== TEXTO ELEGIDO ==
El área de referencia del páramo de Jurisdicciones – Santurbán – Berlín identificada en 2019 tiene una extensión de 138.699 hectáreas distribuidas en 30 municipios de Santander y Norte de Santander donde habitan cerca de 400.000 personas y de los cuales menos de 10.000 estarían al interior del complejo paramuno. Adicionalmente, existen 10 municipios más que se han sumado al proceso de consulta en la nueva delimitación del páramo ordenada por la Corte Constitucional en la Sentencia T-361 de 2017, en su condición de beneficiarios de los servicios ecosistémicos que el páramo brinda Aproximadamente el 24% del páramo cuenta con alguna figura de protección, pero sólo el 13.7% está bajo protección estricta mediante la figura de Parque Natural Regional (MADS, 2019, p. 3, 54; IAvH, 2014, p. 23).

== LISTA DE TAREAS ==
(a) Resume en dos oraciones el texto sobre el páramo de Santurbán.
(b) Extiende el texto sobre el páramo de Santurbán con un párrafo que siga desde su última oración.
Los registros no hacen falta para resolver nada de este ejercicio.

== MATERIAL DE ESTUDIO ==
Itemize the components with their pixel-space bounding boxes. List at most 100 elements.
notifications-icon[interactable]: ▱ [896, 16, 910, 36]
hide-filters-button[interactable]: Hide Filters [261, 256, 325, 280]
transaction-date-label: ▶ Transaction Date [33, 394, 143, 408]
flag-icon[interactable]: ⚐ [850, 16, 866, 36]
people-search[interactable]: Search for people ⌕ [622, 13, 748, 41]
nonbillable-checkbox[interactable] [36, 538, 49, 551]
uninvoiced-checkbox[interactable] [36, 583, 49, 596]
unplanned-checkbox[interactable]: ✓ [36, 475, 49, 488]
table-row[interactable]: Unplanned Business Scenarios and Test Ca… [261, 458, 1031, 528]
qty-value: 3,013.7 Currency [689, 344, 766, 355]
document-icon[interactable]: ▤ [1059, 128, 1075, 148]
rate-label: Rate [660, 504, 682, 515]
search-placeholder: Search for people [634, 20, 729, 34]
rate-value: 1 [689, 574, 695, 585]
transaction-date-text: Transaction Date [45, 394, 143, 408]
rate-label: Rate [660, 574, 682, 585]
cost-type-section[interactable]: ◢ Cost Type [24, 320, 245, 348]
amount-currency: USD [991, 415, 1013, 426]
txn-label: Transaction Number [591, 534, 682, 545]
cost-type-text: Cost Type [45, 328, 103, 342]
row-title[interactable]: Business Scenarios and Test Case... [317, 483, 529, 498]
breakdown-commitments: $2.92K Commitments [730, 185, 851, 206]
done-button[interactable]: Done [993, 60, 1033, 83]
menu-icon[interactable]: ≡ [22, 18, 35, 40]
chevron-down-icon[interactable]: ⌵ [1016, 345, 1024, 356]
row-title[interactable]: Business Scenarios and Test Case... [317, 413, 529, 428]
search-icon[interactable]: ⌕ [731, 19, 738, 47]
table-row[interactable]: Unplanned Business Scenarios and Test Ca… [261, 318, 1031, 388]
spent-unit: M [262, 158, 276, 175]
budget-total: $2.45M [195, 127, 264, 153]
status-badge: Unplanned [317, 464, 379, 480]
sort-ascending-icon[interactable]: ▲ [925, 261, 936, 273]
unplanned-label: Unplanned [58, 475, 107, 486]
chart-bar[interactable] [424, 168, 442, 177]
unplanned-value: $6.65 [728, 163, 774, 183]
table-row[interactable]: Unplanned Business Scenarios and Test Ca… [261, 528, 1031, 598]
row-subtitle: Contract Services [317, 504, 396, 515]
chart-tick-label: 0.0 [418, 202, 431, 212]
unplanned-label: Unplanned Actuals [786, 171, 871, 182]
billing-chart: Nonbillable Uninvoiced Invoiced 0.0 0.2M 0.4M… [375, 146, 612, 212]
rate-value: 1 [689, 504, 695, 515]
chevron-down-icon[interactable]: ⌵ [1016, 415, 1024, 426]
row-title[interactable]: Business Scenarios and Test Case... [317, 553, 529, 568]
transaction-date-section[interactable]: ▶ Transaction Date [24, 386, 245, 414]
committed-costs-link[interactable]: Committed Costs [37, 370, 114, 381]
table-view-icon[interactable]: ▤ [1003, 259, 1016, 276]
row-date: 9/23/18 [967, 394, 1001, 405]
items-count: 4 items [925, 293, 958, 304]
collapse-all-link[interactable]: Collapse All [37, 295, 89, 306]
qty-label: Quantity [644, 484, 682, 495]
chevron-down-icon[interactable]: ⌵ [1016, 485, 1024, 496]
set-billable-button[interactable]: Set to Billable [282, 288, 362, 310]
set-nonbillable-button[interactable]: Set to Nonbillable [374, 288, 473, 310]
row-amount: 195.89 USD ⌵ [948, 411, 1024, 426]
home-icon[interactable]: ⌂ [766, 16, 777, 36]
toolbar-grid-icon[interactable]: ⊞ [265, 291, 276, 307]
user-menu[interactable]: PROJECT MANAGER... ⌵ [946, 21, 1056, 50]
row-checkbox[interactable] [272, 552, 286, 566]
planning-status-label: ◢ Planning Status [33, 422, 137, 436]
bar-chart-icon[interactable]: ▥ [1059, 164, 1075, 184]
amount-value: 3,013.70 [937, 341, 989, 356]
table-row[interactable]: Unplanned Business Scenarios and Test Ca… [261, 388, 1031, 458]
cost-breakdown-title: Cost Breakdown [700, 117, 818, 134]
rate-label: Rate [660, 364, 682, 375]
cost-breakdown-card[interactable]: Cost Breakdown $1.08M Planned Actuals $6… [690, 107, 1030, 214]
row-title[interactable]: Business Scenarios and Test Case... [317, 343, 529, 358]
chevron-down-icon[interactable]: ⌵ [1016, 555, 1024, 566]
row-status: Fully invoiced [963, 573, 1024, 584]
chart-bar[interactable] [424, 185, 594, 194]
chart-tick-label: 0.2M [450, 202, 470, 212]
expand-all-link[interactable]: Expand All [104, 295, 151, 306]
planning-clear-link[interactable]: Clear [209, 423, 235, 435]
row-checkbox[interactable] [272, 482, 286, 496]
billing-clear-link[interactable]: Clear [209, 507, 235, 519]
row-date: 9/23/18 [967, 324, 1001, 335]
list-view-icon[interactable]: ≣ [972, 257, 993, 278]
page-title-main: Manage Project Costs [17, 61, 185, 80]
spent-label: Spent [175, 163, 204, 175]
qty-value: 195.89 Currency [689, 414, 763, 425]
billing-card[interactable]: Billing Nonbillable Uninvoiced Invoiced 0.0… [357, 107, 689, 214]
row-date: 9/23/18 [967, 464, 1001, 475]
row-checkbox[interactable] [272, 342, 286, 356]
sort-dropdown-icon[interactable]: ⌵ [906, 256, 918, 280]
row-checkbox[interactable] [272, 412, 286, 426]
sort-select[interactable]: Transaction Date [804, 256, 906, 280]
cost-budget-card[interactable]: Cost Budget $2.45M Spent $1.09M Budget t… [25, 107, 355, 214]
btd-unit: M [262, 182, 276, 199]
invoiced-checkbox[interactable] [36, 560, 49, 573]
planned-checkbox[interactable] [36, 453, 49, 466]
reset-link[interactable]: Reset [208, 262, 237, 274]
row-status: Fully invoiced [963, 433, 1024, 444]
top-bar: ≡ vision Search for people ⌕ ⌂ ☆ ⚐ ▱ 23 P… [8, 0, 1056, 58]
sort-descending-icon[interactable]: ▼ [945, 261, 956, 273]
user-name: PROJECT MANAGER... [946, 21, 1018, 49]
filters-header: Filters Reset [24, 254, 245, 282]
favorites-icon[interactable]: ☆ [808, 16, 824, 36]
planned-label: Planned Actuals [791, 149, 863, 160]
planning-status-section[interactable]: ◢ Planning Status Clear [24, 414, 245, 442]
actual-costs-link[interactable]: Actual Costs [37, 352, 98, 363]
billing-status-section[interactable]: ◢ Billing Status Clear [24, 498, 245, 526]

== RESPUESTAS ==
(a) El área de referencia del páramo de Jurisdicciones – Santurbán – Berlín, identificada en 2019, abarca 138.699 hectáreas en 30 municipios de Santander y Norte de Santander donde viven cerca de 400.000 personas, y otros 10 municipios se han sumado a la consulta de la nueva delimitación ordenada por la Corte Constitucional. Alrededor del 24% del páramo tiene alguna figura de protección, pero solo el 13.7% está bajo protección estricta como Parque Natural Regional.

(b)
Los primeros poblados mineros en Santurbán surgen en la primera mitad del siglo XVI, como Vetas y Tona. Durante el siglo XVIII, las actividad minera decae y la frontera agrícola gana terreno, destacándose el cultivo de trigo y cebada y la ganadería. Durante la segunda mitad del siglo XX, tiene lugar una importante reconfiguración territorial con el auge minero, la llegada de empresas multinacionales, la entrada a la región del conflicto armado y la emergencia de la institucionalidad ambiental (IAvH, 2014, p.18-19).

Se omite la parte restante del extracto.